Please set down all the lines beneath this one exactly, without the pictures.
((
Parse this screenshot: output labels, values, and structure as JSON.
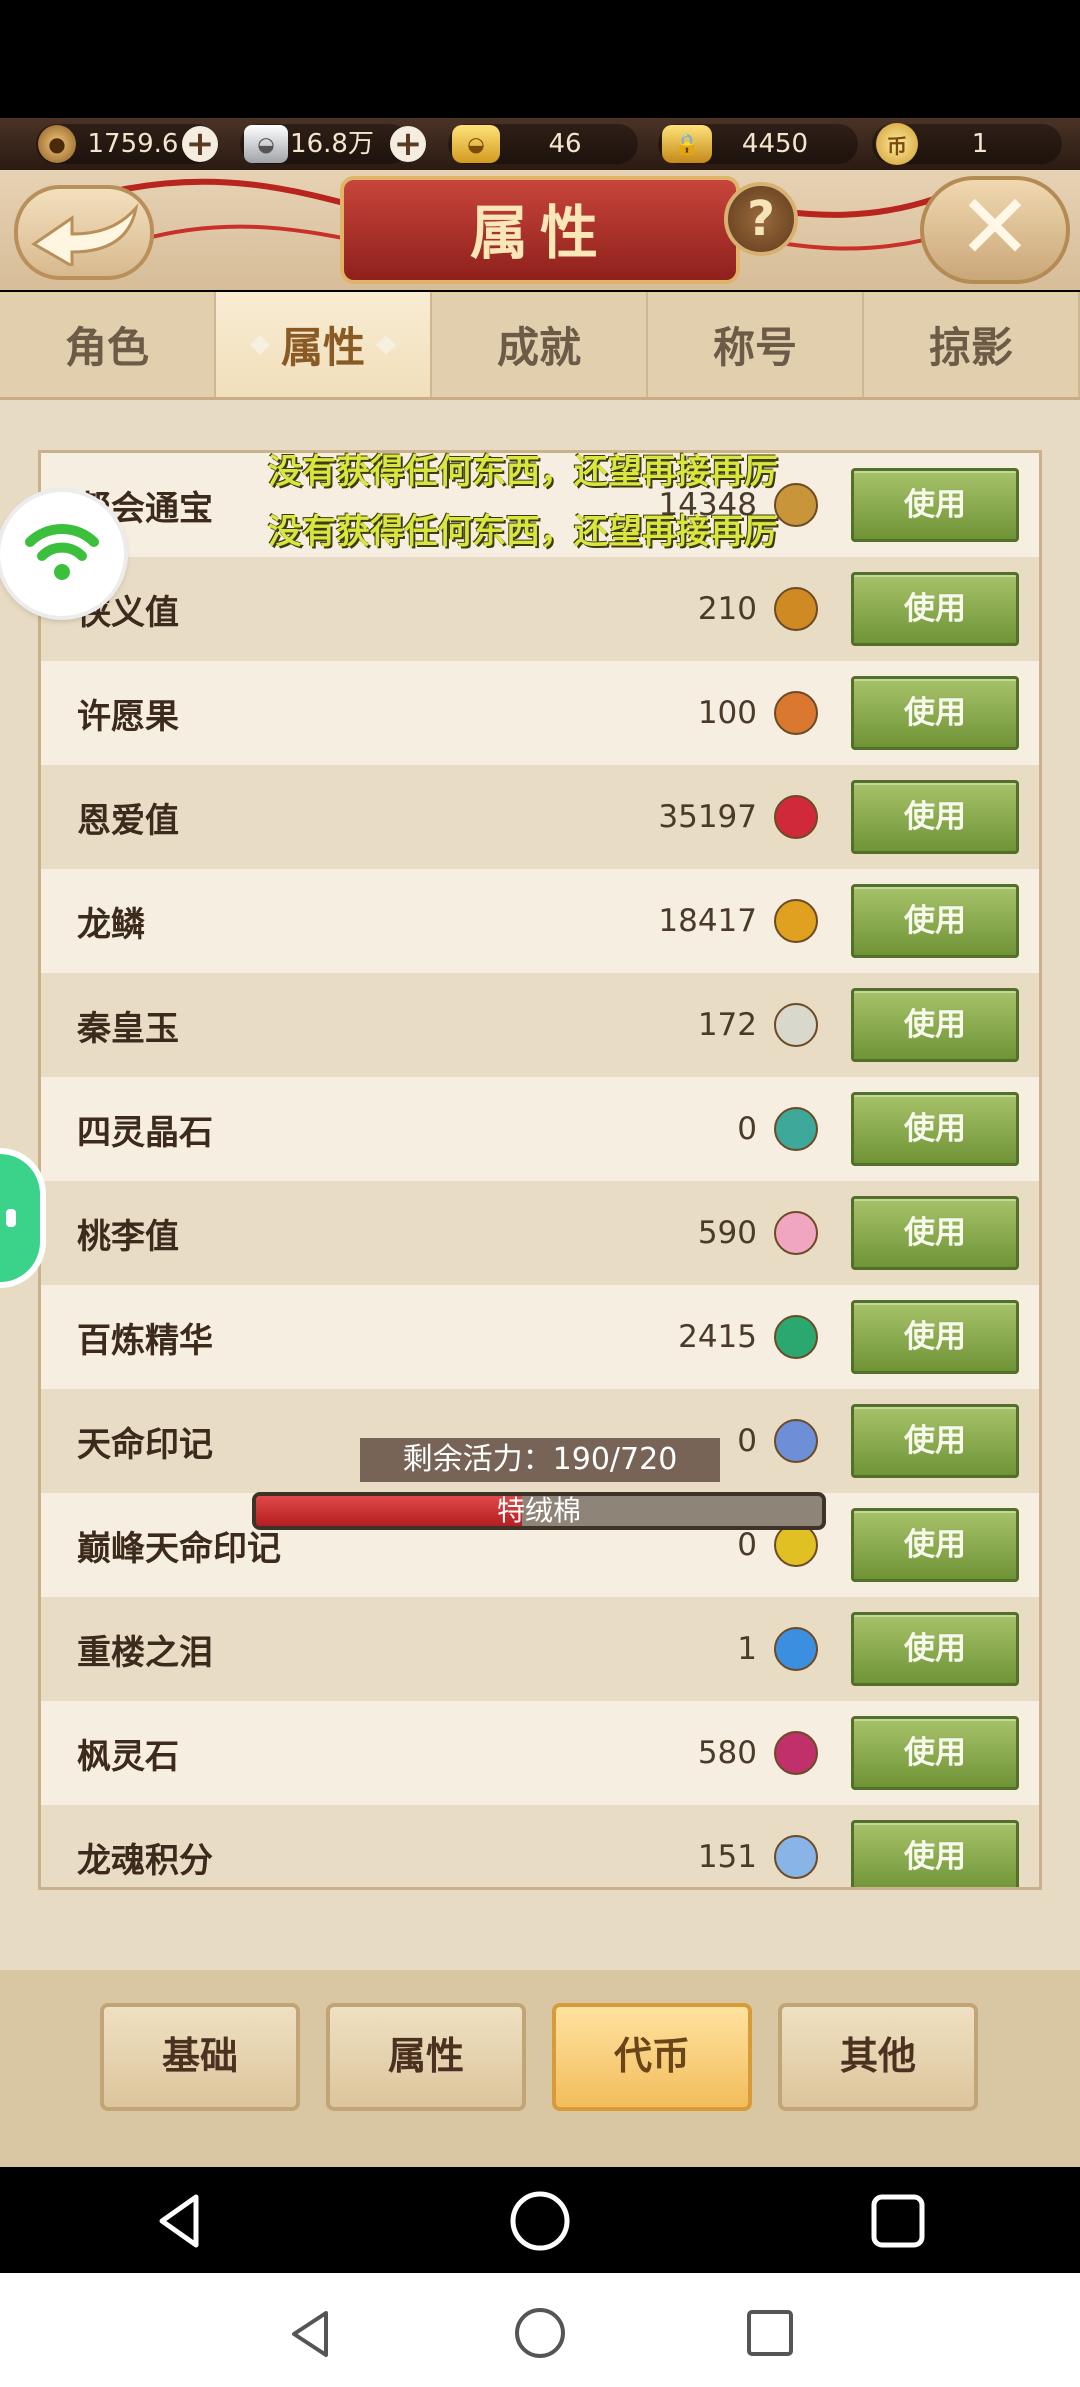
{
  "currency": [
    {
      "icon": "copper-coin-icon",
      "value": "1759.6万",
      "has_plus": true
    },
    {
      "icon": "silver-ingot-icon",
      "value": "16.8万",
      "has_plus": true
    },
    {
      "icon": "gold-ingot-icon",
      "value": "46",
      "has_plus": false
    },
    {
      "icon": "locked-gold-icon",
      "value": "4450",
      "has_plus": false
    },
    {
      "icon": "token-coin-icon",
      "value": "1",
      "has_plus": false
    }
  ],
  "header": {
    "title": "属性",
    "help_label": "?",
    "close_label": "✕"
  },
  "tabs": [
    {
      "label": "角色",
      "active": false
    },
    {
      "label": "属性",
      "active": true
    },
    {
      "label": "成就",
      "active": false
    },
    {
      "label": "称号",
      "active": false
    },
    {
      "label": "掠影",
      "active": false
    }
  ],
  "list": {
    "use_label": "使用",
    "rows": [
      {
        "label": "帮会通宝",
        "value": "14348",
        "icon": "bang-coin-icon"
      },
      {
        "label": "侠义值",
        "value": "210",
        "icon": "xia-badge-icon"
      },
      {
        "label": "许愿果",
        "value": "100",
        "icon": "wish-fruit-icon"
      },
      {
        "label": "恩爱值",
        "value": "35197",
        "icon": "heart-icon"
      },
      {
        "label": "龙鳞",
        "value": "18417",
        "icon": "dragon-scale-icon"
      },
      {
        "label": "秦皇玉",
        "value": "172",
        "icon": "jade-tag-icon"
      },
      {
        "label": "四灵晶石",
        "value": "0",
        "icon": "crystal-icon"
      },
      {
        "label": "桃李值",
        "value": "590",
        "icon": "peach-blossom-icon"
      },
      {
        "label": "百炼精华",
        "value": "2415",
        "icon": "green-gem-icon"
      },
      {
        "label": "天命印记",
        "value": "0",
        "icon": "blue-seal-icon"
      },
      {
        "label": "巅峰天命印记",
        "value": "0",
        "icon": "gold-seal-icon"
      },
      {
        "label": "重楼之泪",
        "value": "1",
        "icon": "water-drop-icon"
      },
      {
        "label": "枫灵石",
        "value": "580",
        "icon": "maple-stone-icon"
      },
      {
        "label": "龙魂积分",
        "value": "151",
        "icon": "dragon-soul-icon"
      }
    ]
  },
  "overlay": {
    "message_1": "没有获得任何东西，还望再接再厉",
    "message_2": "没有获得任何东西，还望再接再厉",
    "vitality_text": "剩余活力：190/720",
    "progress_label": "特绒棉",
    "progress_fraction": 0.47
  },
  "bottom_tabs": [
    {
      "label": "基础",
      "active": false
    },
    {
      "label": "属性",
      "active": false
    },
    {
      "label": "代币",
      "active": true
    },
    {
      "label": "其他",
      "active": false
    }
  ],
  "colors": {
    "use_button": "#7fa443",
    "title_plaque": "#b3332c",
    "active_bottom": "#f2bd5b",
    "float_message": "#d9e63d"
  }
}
))
- Answer to the problem -
Parse this screenshot: output labels, values, and structure as JSON.
{
  "currency": [
    {
      "icon": "copper-coin-icon",
      "value": "1759.6万",
      "has_plus": true
    },
    {
      "icon": "silver-ingot-icon",
      "value": "16.8万",
      "has_plus": true
    },
    {
      "icon": "gold-ingot-icon",
      "value": "46",
      "has_plus": false
    },
    {
      "icon": "locked-gold-icon",
      "value": "4450",
      "has_plus": false
    },
    {
      "icon": "token-coin-icon",
      "value": "1",
      "has_plus": false
    }
  ],
  "header": {
    "title": "属性",
    "help_label": "?",
    "close_label": "✕"
  },
  "tabs": [
    {
      "label": "角色",
      "active": false
    },
    {
      "label": "属性",
      "active": true
    },
    {
      "label": "成就",
      "active": false
    },
    {
      "label": "称号",
      "active": false
    },
    {
      "label": "掠影",
      "active": false
    }
  ],
  "list": {
    "use_label": "使用",
    "rows": [
      {
        "label": "帮会通宝",
        "value": "14348",
        "icon": "bang-coin-icon"
      },
      {
        "label": "侠义值",
        "value": "210",
        "icon": "xia-badge-icon"
      },
      {
        "label": "许愿果",
        "value": "100",
        "icon": "wish-fruit-icon"
      },
      {
        "label": "恩爱值",
        "value": "35197",
        "icon": "heart-icon"
      },
      {
        "label": "龙鳞",
        "value": "18417",
        "icon": "dragon-scale-icon"
      },
      {
        "label": "秦皇玉",
        "value": "172",
        "icon": "jade-tag-icon"
      },
      {
        "label": "四灵晶石",
        "value": "0",
        "icon": "crystal-icon"
      },
      {
        "label": "桃李值",
        "value": "590",
        "icon": "peach-blossom-icon"
      },
      {
        "label": "百炼精华",
        "value": "2415",
        "icon": "green-gem-icon"
      },
      {
        "label": "天命印记",
        "value": "0",
        "icon": "blue-seal-icon"
      },
      {
        "label": "巅峰天命印记",
        "value": "0",
        "icon": "gold-seal-icon"
      },
      {
        "label": "重楼之泪",
        "value": "1",
        "icon": "water-drop-icon"
      },
      {
        "label": "枫灵石",
        "value": "580",
        "icon": "maple-stone-icon"
      },
      {
        "label": "龙魂积分",
        "value": "151",
        "icon": "dragon-soul-icon"
      }
    ]
  },
  "overlay": {
    "message_1": "没有获得任何东西，还望再接再厉",
    "message_2": "没有获得任何东西，还望再接再厉",
    "vitality_text": "剩余活力：190/720",
    "progress_label": "特绒棉",
    "progress_fraction": 0.47
  },
  "bottom_tabs": [
    {
      "label": "基础",
      "active": false
    },
    {
      "label": "属性",
      "active": false
    },
    {
      "label": "代币",
      "active": true
    },
    {
      "label": "其他",
      "active": false
    }
  ],
  "colors": {
    "use_button": "#7fa443",
    "title_plaque": "#b3332c",
    "active_bottom": "#f2bd5b",
    "float_message": "#d9e63d"
  }
}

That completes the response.